DIRECTION: Isolate every line in the records below with "role" in it.

DATA IN THIS EXERCISE:
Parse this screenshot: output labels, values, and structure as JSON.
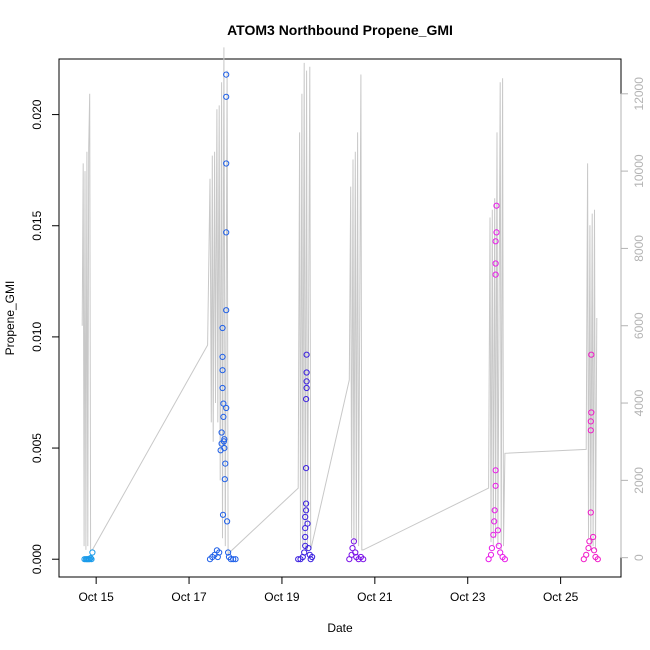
{
  "chart_data": {
    "type": "scatter",
    "title": "ATOM3 Northbound Propene_GMI",
    "xlabel": "Date",
    "ylabel": "Propene_GMI",
    "x_ticks": [
      "Oct 15",
      "Oct 17",
      "Oct 19",
      "Oct 21",
      "Oct 23",
      "Oct 25"
    ],
    "y_ticks": [
      "0.000",
      "0.005",
      "0.010",
      "0.015",
      "0.020"
    ],
    "y_tick_values": [
      0,
      0.005,
      0.01,
      0.015,
      0.02
    ],
    "y2_ticks": [
      "0",
      "2000",
      "4000",
      "6000",
      "8000",
      "10000",
      "12000"
    ],
    "y2_tick_values": [
      0,
      2000,
      4000,
      6000,
      8000,
      10000,
      12000
    ],
    "x_tick_values": [
      15,
      17,
      19,
      21,
      23,
      25
    ],
    "xlim": [
      14.2,
      26.3
    ],
    "ylim": [
      -0.0008,
      0.0225
    ],
    "y2lim": [
      -500,
      12900
    ],
    "grid": false,
    "legend": "none",
    "colors": {
      "altitude_line": "#c8c8c8",
      "flight_1": "#1a9bea",
      "flight_2": "#1e5fe8",
      "flight_3": "#3a1fe0",
      "flight_4": "#7a10e8",
      "flight_5": "#e81be8",
      "flight_6": "#f01ac8"
    },
    "series": [
      {
        "role": "Propene_GMI",
        "points": [
          {
            "x": 14.75,
            "y": 0.0,
            "c": "flight_1"
          },
          {
            "x": 14.78,
            "y": 0.0,
            "c": "flight_1"
          },
          {
            "x": 14.8,
            "y": 0.0,
            "c": "flight_1"
          },
          {
            "x": 14.82,
            "y": 0.0,
            "c": "flight_1"
          },
          {
            "x": 14.84,
            "y": 0.0,
            "c": "flight_1"
          },
          {
            "x": 14.86,
            "y": 0.0,
            "c": "flight_1"
          },
          {
            "x": 14.88,
            "y": 5e-05,
            "c": "flight_1"
          },
          {
            "x": 14.9,
            "y": 0.0,
            "c": "flight_1"
          },
          {
            "x": 14.92,
            "y": 0.0003,
            "c": "flight_1"
          },
          {
            "x": 17.45,
            "y": 0.0,
            "c": "flight_2"
          },
          {
            "x": 17.5,
            "y": 0.0001,
            "c": "flight_2"
          },
          {
            "x": 17.55,
            "y": 0.0002,
            "c": "flight_2"
          },
          {
            "x": 17.6,
            "y": 0.0004,
            "c": "flight_2"
          },
          {
            "x": 17.62,
            "y": 0.0001,
            "c": "flight_2"
          },
          {
            "x": 17.65,
            "y": 0.0003,
            "c": "flight_2"
          },
          {
            "x": 17.68,
            "y": 0.0049,
            "c": "flight_2"
          },
          {
            "x": 17.7,
            "y": 0.0052,
            "c": "flight_2"
          },
          {
            "x": 17.7,
            "y": 0.0057,
            "c": "flight_2"
          },
          {
            "x": 17.72,
            "y": 0.0077,
            "c": "flight_2"
          },
          {
            "x": 17.72,
            "y": 0.0085,
            "c": "flight_2"
          },
          {
            "x": 17.72,
            "y": 0.0091,
            "c": "flight_2"
          },
          {
            "x": 17.72,
            "y": 0.0104,
            "c": "flight_2"
          },
          {
            "x": 17.74,
            "y": 0.007,
            "c": "flight_2"
          },
          {
            "x": 17.74,
            "y": 0.0064,
            "c": "flight_2"
          },
          {
            "x": 17.75,
            "y": 0.0053,
            "c": "flight_2"
          },
          {
            "x": 17.76,
            "y": 0.0054,
            "c": "flight_2"
          },
          {
            "x": 17.76,
            "y": 0.005,
            "c": "flight_2"
          },
          {
            "x": 17.73,
            "y": 0.002,
            "c": "flight_2"
          },
          {
            "x": 17.77,
            "y": 0.0036,
            "c": "flight_2"
          },
          {
            "x": 17.78,
            "y": 0.0043,
            "c": "flight_2"
          },
          {
            "x": 17.8,
            "y": 0.0068,
            "c": "flight_2"
          },
          {
            "x": 17.8,
            "y": 0.0112,
            "c": "flight_2"
          },
          {
            "x": 17.8,
            "y": 0.0147,
            "c": "flight_2"
          },
          {
            "x": 17.8,
            "y": 0.0178,
            "c": "flight_2"
          },
          {
            "x": 17.8,
            "y": 0.0208,
            "c": "flight_2"
          },
          {
            "x": 17.8,
            "y": 0.0218,
            "c": "flight_2"
          },
          {
            "x": 17.82,
            "y": 0.0017,
            "c": "flight_2"
          },
          {
            "x": 17.84,
            "y": 0.0003,
            "c": "flight_2"
          },
          {
            "x": 17.86,
            "y": 0.0001,
            "c": "flight_2"
          },
          {
            "x": 17.9,
            "y": 0.0,
            "c": "flight_2"
          },
          {
            "x": 17.95,
            "y": 0.0,
            "c": "flight_2"
          },
          {
            "x": 18.0,
            "y": 0.0,
            "c": "flight_2"
          },
          {
            "x": 19.35,
            "y": 0.0,
            "c": "flight_3"
          },
          {
            "x": 19.4,
            "y": 0.0,
            "c": "flight_3"
          },
          {
            "x": 19.45,
            "y": 0.0001,
            "c": "flight_3"
          },
          {
            "x": 19.48,
            "y": 0.0003,
            "c": "flight_3"
          },
          {
            "x": 19.5,
            "y": 0.0006,
            "c": "flight_3"
          },
          {
            "x": 19.5,
            "y": 0.001,
            "c": "flight_3"
          },
          {
            "x": 19.5,
            "y": 0.0014,
            "c": "flight_3"
          },
          {
            "x": 19.5,
            "y": 0.0019,
            "c": "flight_3"
          },
          {
            "x": 19.52,
            "y": 0.0022,
            "c": "flight_3"
          },
          {
            "x": 19.52,
            "y": 0.0025,
            "c": "flight_3"
          },
          {
            "x": 19.52,
            "y": 0.0041,
            "c": "flight_3"
          },
          {
            "x": 19.52,
            "y": 0.0072,
            "c": "flight_3"
          },
          {
            "x": 19.53,
            "y": 0.0077,
            "c": "flight_3"
          },
          {
            "x": 19.53,
            "y": 0.008,
            "c": "flight_3"
          },
          {
            "x": 19.53,
            "y": 0.0084,
            "c": "flight_3"
          },
          {
            "x": 19.53,
            "y": 0.0092,
            "c": "flight_3"
          },
          {
            "x": 19.55,
            "y": 0.0016,
            "c": "flight_3"
          },
          {
            "x": 19.57,
            "y": 0.0005,
            "c": "flight_3"
          },
          {
            "x": 19.6,
            "y": 0.0002,
            "c": "flight_3"
          },
          {
            "x": 19.62,
            "y": 0.0,
            "c": "flight_3"
          },
          {
            "x": 19.65,
            "y": 0.0001,
            "c": "flight_3"
          },
          {
            "x": 20.45,
            "y": 0.0,
            "c": "flight_4"
          },
          {
            "x": 20.5,
            "y": 0.0002,
            "c": "flight_4"
          },
          {
            "x": 20.52,
            "y": 0.0005,
            "c": "flight_4"
          },
          {
            "x": 20.55,
            "y": 0.0008,
            "c": "flight_4"
          },
          {
            "x": 20.58,
            "y": 0.0003,
            "c": "flight_4"
          },
          {
            "x": 20.6,
            "y": 0.0001,
            "c": "flight_4"
          },
          {
            "x": 20.65,
            "y": 0.0,
            "c": "flight_4"
          },
          {
            "x": 20.7,
            "y": 0.0001,
            "c": "flight_4"
          },
          {
            "x": 20.75,
            "y": 0.0,
            "c": "flight_4"
          },
          {
            "x": 23.45,
            "y": 0.0,
            "c": "flight_5"
          },
          {
            "x": 23.5,
            "y": 0.0002,
            "c": "flight_5"
          },
          {
            "x": 23.52,
            "y": 0.0005,
            "c": "flight_5"
          },
          {
            "x": 23.55,
            "y": 0.0011,
            "c": "flight_5"
          },
          {
            "x": 23.57,
            "y": 0.0017,
            "c": "flight_5"
          },
          {
            "x": 23.58,
            "y": 0.0022,
            "c": "flight_5"
          },
          {
            "x": 23.6,
            "y": 0.0033,
            "c": "flight_5"
          },
          {
            "x": 23.6,
            "y": 0.004,
            "c": "flight_5"
          },
          {
            "x": 23.6,
            "y": 0.0128,
            "c": "flight_5"
          },
          {
            "x": 23.6,
            "y": 0.0133,
            "c": "flight_5"
          },
          {
            "x": 23.6,
            "y": 0.0143,
            "c": "flight_5"
          },
          {
            "x": 23.62,
            "y": 0.0147,
            "c": "flight_5"
          },
          {
            "x": 23.62,
            "y": 0.0159,
            "c": "flight_5"
          },
          {
            "x": 23.65,
            "y": 0.0013,
            "c": "flight_5"
          },
          {
            "x": 23.67,
            "y": 0.0006,
            "c": "flight_5"
          },
          {
            "x": 23.7,
            "y": 0.0003,
            "c": "flight_5"
          },
          {
            "x": 23.75,
            "y": 0.0001,
            "c": "flight_5"
          },
          {
            "x": 23.8,
            "y": 0.0,
            "c": "flight_5"
          },
          {
            "x": 25.5,
            "y": 0.0,
            "c": "flight_6"
          },
          {
            "x": 25.55,
            "y": 0.0002,
            "c": "flight_6"
          },
          {
            "x": 25.6,
            "y": 0.0005,
            "c": "flight_6"
          },
          {
            "x": 25.62,
            "y": 0.0008,
            "c": "flight_6"
          },
          {
            "x": 25.65,
            "y": 0.0021,
            "c": "flight_6"
          },
          {
            "x": 25.65,
            "y": 0.0058,
            "c": "flight_6"
          },
          {
            "x": 25.65,
            "y": 0.0062,
            "c": "flight_6"
          },
          {
            "x": 25.66,
            "y": 0.0066,
            "c": "flight_6"
          },
          {
            "x": 25.66,
            "y": 0.0092,
            "c": "flight_6"
          },
          {
            "x": 25.7,
            "y": 0.001,
            "c": "flight_6"
          },
          {
            "x": 25.72,
            "y": 0.0004,
            "c": "flight_6"
          },
          {
            "x": 25.75,
            "y": 0.0001,
            "c": "flight_6"
          },
          {
            "x": 25.8,
            "y": 0.0,
            "c": "flight_6"
          }
        ]
      },
      {
        "role": "altitude_line",
        "axis": "right",
        "points": [
          {
            "x": 14.7,
            "y": 6000
          },
          {
            "x": 14.72,
            "y": 10200
          },
          {
            "x": 14.74,
            "y": 300
          },
          {
            "x": 14.76,
            "y": 10000
          },
          {
            "x": 14.78,
            "y": 200
          },
          {
            "x": 14.8,
            "y": 10500
          },
          {
            "x": 14.82,
            "y": 300
          },
          {
            "x": 14.84,
            "y": 10600
          },
          {
            "x": 14.86,
            "y": 12000
          },
          {
            "x": 14.88,
            "y": 200
          },
          {
            "x": 14.92,
            "y": 200
          },
          {
            "x": 17.4,
            "y": 5500
          },
          {
            "x": 17.45,
            "y": 9800
          },
          {
            "x": 17.48,
            "y": 3500
          },
          {
            "x": 17.5,
            "y": 10400
          },
          {
            "x": 17.52,
            "y": 3000
          },
          {
            "x": 17.55,
            "y": 10500
          },
          {
            "x": 17.57,
            "y": 4000
          },
          {
            "x": 17.6,
            "y": 11600
          },
          {
            "x": 17.62,
            "y": 3500
          },
          {
            "x": 17.65,
            "y": 11700
          },
          {
            "x": 17.67,
            "y": 2000
          },
          {
            "x": 17.7,
            "y": 12300
          },
          {
            "x": 17.72,
            "y": 500
          },
          {
            "x": 17.75,
            "y": 13200
          },
          {
            "x": 17.78,
            "y": 300
          },
          {
            "x": 17.82,
            "y": 12600
          },
          {
            "x": 17.84,
            "y": 100
          },
          {
            "x": 19.35,
            "y": 1800
          },
          {
            "x": 19.38,
            "y": 11000
          },
          {
            "x": 19.4,
            "y": 200
          },
          {
            "x": 19.43,
            "y": 12000
          },
          {
            "x": 19.45,
            "y": 300
          },
          {
            "x": 19.48,
            "y": 12800
          },
          {
            "x": 19.5,
            "y": 200
          },
          {
            "x": 19.53,
            "y": 12600
          },
          {
            "x": 19.55,
            "y": 200
          },
          {
            "x": 19.6,
            "y": 12700
          },
          {
            "x": 19.62,
            "y": 200
          },
          {
            "x": 20.45,
            "y": 4600
          },
          {
            "x": 20.48,
            "y": 9600
          },
          {
            "x": 20.5,
            "y": 500
          },
          {
            "x": 20.53,
            "y": 10300
          },
          {
            "x": 20.55,
            "y": 300
          },
          {
            "x": 20.58,
            "y": 10500
          },
          {
            "x": 20.6,
            "y": 400
          },
          {
            "x": 20.63,
            "y": 11000
          },
          {
            "x": 20.65,
            "y": 300
          },
          {
            "x": 20.7,
            "y": 12500
          },
          {
            "x": 20.72,
            "y": 200
          },
          {
            "x": 20.75,
            "y": 200
          },
          {
            "x": 23.45,
            "y": 1800
          },
          {
            "x": 23.48,
            "y": 8800
          },
          {
            "x": 23.5,
            "y": 400
          },
          {
            "x": 23.53,
            "y": 9000
          },
          {
            "x": 23.55,
            "y": 300
          },
          {
            "x": 23.58,
            "y": 9300
          },
          {
            "x": 23.6,
            "y": 500
          },
          {
            "x": 23.63,
            "y": 11000
          },
          {
            "x": 23.65,
            "y": 300
          },
          {
            "x": 23.7,
            "y": 12300
          },
          {
            "x": 23.72,
            "y": 200
          },
          {
            "x": 23.75,
            "y": 12400
          },
          {
            "x": 23.77,
            "y": 300
          },
          {
            "x": 23.8,
            "y": 2700
          },
          {
            "x": 25.55,
            "y": 2800
          },
          {
            "x": 25.58,
            "y": 10200
          },
          {
            "x": 25.6,
            "y": 500
          },
          {
            "x": 25.63,
            "y": 8600
          },
          {
            "x": 25.65,
            "y": 200
          },
          {
            "x": 25.68,
            "y": 8900
          },
          {
            "x": 25.7,
            "y": 300
          },
          {
            "x": 25.73,
            "y": 9000
          },
          {
            "x": 25.75,
            "y": 200
          },
          {
            "x": 25.78,
            "y": 6200
          }
        ]
      }
    ]
  }
}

COMPLETE OUTPUT:
        "role": "Propene_GMI",
        "role": "altitude_line",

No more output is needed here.